Extrait du texte:
'''

La députée LREM de l'Eure Claire O'Petit.
La députée LREM de l'Eure Claire O'Petit. — NICOLAS MESSYASZ/SIPA

DEGRADATIONS

Eure: La permanence de la députée LREM Claire O'Petit à nouveau vandalisée

La permanence de l’élue de l’Eure à Vernon avait déjà été dégradée à coups de masse en novembre dernier

La permanence de Claire O’Petit, députée LREM de l’Eure, a été une nouvelle fois vandalisée à Vernon ( Eure), a-t-on appris jeudi. Le lieu avait déjà été pris pour cible il y a cinq mois.

« Les faits ont eu lieu entre hier en fin de soirée et aujourd’hui au petit matin. Trois impacts, liés à des jets de pierres, ont été relevés sur les vitres de la permanence. L’une d’entre elles est sortie de son logement et s’est enfoncée vers l’intérieur où une pierre a également été découverte », a expliqué le commandant Joël Bachelet, chef du commissariat de Vernon, indiquant qu'« une enquête a été ouverte pour dégradation volontaire ».

« Je suis écœurée, mais ils ne me feront pas taire »

« On a le droit de ne pas être d’accord avec moi, mais pas de se livrer à de tels actes », a déclaré à l’AFP Claire O’Petit annonçant qu’elle allait porter plainte. « Je suis écœurée, mais ils ne me feront pas taire », a-t-elle ajouté. L’élue de l’Eure a aussi expliqué que son véhicule avait été abîmé alors qu’il était garé sur une aire d’autoroute.

'''

Données fournies:
'''

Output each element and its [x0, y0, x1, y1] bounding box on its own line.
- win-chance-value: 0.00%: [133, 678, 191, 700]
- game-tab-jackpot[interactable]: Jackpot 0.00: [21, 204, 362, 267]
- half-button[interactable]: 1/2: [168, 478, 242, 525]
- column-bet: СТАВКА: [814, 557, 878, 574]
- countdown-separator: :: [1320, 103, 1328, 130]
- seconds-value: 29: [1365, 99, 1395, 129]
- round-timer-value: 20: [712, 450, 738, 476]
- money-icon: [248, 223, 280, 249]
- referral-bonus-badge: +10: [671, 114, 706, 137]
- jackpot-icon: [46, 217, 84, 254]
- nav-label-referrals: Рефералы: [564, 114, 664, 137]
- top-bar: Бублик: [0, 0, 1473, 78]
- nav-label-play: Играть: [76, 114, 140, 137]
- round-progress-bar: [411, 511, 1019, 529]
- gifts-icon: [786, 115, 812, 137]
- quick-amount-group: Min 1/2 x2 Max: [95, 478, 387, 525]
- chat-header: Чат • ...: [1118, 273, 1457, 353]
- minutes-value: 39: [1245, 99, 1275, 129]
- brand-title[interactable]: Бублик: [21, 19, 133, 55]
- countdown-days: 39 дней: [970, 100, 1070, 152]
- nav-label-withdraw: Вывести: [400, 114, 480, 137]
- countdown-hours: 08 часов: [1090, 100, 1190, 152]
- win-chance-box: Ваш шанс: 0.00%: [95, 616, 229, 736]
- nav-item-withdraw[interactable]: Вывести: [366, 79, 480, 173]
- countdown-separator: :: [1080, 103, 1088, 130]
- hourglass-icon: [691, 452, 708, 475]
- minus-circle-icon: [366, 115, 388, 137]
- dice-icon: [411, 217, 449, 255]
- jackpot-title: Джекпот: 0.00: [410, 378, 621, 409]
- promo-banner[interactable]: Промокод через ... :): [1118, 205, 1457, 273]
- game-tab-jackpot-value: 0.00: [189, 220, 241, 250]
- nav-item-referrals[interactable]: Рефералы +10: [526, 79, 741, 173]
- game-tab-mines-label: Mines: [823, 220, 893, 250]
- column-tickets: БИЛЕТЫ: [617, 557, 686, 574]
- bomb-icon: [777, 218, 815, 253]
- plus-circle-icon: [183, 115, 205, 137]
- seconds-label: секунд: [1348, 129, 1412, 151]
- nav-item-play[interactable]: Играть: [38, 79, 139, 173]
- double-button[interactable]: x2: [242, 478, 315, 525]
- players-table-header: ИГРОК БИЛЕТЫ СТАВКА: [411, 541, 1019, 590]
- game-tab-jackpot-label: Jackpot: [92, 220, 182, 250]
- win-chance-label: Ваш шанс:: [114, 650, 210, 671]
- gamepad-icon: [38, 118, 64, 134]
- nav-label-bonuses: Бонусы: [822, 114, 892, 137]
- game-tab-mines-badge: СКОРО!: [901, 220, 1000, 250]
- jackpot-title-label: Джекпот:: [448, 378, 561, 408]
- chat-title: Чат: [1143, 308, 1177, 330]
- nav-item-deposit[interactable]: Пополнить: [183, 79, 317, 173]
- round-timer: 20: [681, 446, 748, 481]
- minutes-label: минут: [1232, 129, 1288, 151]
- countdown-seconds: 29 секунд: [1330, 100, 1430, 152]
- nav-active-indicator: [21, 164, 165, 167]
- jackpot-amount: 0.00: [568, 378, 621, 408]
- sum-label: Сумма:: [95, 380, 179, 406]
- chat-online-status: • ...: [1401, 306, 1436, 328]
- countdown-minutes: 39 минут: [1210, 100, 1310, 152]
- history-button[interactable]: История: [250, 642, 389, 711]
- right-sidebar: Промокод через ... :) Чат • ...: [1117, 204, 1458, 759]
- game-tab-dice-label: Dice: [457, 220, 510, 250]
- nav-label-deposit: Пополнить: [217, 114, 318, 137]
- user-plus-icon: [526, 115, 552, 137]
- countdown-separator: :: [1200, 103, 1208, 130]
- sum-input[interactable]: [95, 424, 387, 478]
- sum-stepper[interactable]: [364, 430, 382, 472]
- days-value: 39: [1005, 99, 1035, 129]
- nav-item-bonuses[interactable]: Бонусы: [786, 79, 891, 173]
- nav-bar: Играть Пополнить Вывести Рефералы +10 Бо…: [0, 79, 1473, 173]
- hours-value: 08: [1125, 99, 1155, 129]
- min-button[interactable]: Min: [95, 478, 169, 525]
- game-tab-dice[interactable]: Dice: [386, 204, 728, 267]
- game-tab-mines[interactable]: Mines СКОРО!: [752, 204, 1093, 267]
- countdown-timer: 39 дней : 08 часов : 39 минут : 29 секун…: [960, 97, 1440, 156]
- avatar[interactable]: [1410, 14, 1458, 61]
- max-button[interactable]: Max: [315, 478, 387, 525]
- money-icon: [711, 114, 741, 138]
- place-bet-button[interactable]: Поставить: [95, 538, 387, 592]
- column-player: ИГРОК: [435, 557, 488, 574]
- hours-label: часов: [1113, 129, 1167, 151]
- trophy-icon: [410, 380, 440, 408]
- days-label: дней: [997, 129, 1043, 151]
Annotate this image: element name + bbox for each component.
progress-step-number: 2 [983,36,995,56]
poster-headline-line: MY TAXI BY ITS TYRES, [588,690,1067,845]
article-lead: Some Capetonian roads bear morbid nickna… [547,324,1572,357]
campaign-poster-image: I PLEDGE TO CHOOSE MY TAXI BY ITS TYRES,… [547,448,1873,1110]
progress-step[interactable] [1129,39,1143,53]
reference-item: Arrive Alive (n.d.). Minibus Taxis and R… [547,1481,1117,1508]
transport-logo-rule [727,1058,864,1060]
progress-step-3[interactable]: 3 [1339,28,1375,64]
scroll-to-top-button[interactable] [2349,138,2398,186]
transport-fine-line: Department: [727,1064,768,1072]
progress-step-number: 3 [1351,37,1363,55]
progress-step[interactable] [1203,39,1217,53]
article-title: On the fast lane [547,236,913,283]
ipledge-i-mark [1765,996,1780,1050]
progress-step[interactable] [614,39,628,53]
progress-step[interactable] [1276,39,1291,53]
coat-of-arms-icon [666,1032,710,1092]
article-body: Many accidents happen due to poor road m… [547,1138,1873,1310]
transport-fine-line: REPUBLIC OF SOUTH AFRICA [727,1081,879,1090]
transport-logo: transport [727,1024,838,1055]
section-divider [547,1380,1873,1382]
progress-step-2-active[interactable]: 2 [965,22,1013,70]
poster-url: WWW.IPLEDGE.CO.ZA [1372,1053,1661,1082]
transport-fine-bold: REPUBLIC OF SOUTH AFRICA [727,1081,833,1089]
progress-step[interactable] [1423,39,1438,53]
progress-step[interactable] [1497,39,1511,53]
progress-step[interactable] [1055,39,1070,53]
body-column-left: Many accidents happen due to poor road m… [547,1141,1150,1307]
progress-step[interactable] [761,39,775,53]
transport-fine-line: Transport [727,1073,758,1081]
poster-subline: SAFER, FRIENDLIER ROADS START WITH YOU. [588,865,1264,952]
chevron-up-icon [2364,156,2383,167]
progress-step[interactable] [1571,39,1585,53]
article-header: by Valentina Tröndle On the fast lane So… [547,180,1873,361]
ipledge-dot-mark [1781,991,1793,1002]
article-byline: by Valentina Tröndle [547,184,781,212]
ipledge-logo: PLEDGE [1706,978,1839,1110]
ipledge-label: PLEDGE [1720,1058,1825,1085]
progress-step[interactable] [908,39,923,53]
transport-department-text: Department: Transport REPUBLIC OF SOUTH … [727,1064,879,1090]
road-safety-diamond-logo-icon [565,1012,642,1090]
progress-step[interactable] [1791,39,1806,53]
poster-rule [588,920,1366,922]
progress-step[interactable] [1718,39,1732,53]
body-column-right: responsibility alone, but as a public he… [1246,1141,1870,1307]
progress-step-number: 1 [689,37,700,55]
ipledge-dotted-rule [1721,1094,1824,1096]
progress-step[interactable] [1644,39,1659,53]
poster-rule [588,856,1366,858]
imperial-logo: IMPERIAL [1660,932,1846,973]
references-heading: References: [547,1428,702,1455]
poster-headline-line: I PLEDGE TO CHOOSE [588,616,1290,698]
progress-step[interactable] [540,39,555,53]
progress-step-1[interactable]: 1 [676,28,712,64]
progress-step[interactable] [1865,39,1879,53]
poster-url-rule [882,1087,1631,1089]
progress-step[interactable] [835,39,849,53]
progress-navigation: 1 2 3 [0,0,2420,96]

'''

Travail demandé:
a: Reproduisez l'article sur la permanence vandalisée, tout ce qui va de « La permanence de Claire » jusqu'à « a cinq mois. ».
b: D'après l'article sur la permanence vandalisée, pourquoi est-il dit que la permanence a été vandalisée « à nouveau » ?
c: Reprenez l'article sur la permanence vandalisée à la suite de sa dernière phrase.

Réponses attendues:
a:
La permanence de Claire O’Petit, députée LREM de l’Eure, a été une nouvelle fois vandalisée à Vernon ( Eure), a-t-on appris jeudi. Le lieu avait déjà été pris pour cible il y a cinq mois.

b: La permanence de Claire O'Petit à Vernon avait déjà été prise pour cible cinq mois plus tôt. En novembre, elle avait été dégradée à coups de masse.

c:
« Toute violence, même matérielle, notamment exercée sur des lieux symboliques, est une agression contre la République qui nous unit », a par ailleurs réagi Virginie Sené-Rouquier, sous-préfète des Andelys dans un courrier adressé à la députée.

La permanence déjà ciblée en novembre

Selon Claire O’Petit, les dégâts sont « plus importants » que la première fois. En novembre, le lieu avait en effet déjà été pris pour cible, à coups de masse cette fois-là. « Il n’y a pas eu d’interpellation en lien avec ces premières dégradations », a souligné le commandant Joël Bachelet.

Le 19 octobre dernier, par communiqué de presse, la parlementaire avait aussi expliqué avoir porté plainte après avoir reçu « des menaces de mort », la visant elle, mais aussi « des élus des partis LREM, UDI et LR ».